▸ Short problem
Could you transcribe the material below exactly, without leaving out a single line?

>>>>

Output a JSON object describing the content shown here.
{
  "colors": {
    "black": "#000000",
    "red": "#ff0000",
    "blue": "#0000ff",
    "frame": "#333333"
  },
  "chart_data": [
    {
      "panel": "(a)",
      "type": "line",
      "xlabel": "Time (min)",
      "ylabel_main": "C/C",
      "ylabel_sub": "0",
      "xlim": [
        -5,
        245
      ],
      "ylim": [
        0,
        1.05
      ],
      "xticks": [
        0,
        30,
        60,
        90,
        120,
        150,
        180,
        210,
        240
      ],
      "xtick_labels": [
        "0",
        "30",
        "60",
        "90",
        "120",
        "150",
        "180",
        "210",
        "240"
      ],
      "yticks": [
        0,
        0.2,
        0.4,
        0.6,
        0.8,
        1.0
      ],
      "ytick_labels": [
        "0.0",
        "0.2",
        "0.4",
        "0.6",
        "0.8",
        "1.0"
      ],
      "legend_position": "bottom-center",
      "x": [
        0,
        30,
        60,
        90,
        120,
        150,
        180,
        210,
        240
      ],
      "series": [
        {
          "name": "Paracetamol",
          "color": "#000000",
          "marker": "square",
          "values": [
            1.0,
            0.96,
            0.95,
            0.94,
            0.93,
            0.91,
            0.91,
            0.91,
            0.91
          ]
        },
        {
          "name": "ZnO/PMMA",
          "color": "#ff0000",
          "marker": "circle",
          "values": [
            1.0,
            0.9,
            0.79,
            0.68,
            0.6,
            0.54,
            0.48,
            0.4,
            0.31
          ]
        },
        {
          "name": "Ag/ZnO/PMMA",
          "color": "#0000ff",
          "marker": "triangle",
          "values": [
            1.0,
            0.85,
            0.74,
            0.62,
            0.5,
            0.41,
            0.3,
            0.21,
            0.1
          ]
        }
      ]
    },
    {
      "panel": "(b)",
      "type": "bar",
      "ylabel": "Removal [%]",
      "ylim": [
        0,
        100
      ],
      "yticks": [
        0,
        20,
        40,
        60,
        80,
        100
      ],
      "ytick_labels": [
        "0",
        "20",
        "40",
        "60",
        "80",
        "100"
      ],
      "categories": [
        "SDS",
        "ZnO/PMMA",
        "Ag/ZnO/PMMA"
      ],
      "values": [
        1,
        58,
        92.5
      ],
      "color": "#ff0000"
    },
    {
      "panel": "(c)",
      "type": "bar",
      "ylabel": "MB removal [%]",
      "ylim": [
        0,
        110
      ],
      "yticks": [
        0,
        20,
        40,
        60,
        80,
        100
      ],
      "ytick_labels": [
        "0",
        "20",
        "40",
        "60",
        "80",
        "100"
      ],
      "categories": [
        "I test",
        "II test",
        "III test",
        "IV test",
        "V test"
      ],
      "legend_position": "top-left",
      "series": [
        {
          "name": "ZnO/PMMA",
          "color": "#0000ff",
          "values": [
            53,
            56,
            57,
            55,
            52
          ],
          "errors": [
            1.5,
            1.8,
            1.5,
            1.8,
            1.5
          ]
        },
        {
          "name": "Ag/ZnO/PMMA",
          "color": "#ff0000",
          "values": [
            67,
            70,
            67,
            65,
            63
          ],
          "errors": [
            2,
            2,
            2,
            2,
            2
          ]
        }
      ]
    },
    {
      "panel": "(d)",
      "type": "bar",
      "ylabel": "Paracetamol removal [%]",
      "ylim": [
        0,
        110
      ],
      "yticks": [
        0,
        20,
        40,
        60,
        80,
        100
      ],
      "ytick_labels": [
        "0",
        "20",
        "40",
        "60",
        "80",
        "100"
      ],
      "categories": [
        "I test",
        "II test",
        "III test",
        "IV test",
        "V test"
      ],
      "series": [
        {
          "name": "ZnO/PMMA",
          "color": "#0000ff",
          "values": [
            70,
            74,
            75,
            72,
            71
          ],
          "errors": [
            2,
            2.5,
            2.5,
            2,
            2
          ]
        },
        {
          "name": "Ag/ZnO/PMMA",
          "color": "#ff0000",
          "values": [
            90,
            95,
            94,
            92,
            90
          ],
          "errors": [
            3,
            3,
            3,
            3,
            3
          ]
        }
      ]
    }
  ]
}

<<<<

▸ Output of the task
Output a JSON object describing the content shown here.
{
  "colors": {
    "black": "#000000",
    "red": "#ff0000",
    "blue": "#0000ff",
    "frame": "#333333"
  },
  "chart_data": [
    {
      "panel": "(a)",
      "type": "line",
      "xlabel": "Time (min)",
      "ylabel_main": "C/C",
      "ylabel_sub": "0",
      "xlim": [
        -5,
        245
      ],
      "ylim": [
        0,
        1.05
      ],
      "xticks": [
        0,
        30,
        60,
        90,
        120,
        150,
        180,
        210,
        240
      ],
      "xtick_labels": [
        "0",
        "30",
        "60",
        "90",
        "120",
        "150",
        "180",
        "210",
        "240"
      ],
      "yticks": [
        0,
        0.2,
        0.4,
        0.6,
        0.8,
        1.0
      ],
      "ytick_labels": [
        "0.0",
        "0.2",
        "0.4",
        "0.6",
        "0.8",
        "1.0"
      ],
      "legend_position": "bottom-center",
      "x": [
        0,
        30,
        60,
        90,
        120,
        150,
        180,
        210,
        240
      ],
      "series": [
        {
          "name": "Paracetamol",
          "color": "#000000",
          "marker": "square",
          "values": [
            1.0,
            0.96,
            0.95,
            0.94,
            0.93,
            0.91,
            0.91,
            0.91,
            0.91
          ]
        },
        {
          "name": "ZnO/PMMA",
          "color": "#ff0000",
          "marker": "circle",
          "values": [
            1.0,
            0.9,
            0.79,
            0.68,
            0.6,
            0.54,
            0.48,
            0.4,
            0.31
          ]
        },
        {
          "name": "Ag/ZnO/PMMA",
          "color": "#0000ff",
          "marker": "triangle",
          "values": [
            1.0,
            0.85,
            0.74,
            0.62,
            0.5,
            0.41,
            0.3,
            0.21,
            0.1
          ]
        }
      ]
    },
    {
      "panel": "(b)",
      "type": "bar",
      "ylabel": "Removal [%]",
      "ylim": [
        0,
        100
      ],
      "yticks": [
        0,
        20,
        40,
        60,
        80,
        100
      ],
      "ytick_labels": [
        "0",
        "20",
        "40",
        "60",
        "80",
        "100"
      ],
      "categories": [
        "SDS",
        "ZnO/PMMA",
        "Ag/ZnO/PMMA"
      ],
      "values": [
        1,
        58,
        92.5
      ],
      "color": "#ff0000"
    },
    {
      "panel": "(c)",
      "type": "bar",
      "ylabel": "MB removal [%]",
      "ylim": [
        0,
        110
      ],
      "yticks": [
        0,
        20,
        40,
        60,
        80,
        100
      ],
      "ytick_labels": [
        "0",
        "20",
        "40",
        "60",
        "80",
        "100"
      ],
      "categories": [
        "I test",
        "II test",
        "III test",
        "IV test",
        "V test"
      ],
      "legend_position": "top-left",
      "series": [
        {
          "name": "ZnO/PMMA",
          "color": "#0000ff",
          "values": [
            53,
            56,
            57,
            55,
            52
          ],
          "errors": [
            1.5,
            1.8,
            1.5,
            1.8,
            1.5
          ]
        },
        {
          "name": "Ag/ZnO/PMMA",
          "color": "#ff0000",
          "values": [
            67,
            70,
            67,
            65,
            63
          ],
          "errors": [
            2,
            2,
            2,
            2,
            2
          ]
        }
      ]
    },
    {
      "panel": "(d)",
      "type": "bar",
      "ylabel": "Paracetamol removal [%]",
      "ylim": [
        0,
        110
      ],
      "yticks": [
        0,
        20,
        40,
        60,
        80,
        100
      ],
      "ytick_labels": [
        "0",
        "20",
        "40",
        "60",
        "80",
        "100"
      ],
      "categories": [
        "I test",
        "II test",
        "III test",
        "IV test",
        "V test"
      ],
      "series": [
        {
          "name": "ZnO/PMMA",
          "color": "#0000ff",
          "values": [
            70,
            74,
            75,
            72,
            71
          ],
          "errors": [
            2,
            2.5,
            2.5,
            2,
            2
          ]
        },
        {
          "name": "Ag/ZnO/PMMA",
          "color": "#ff0000",
          "values": [
            90,
            95,
            94,
            92,
            90
          ],
          "errors": [
            3,
            3,
            3,
            3,
            3
          ]
        }
      ]
    }
  ]
}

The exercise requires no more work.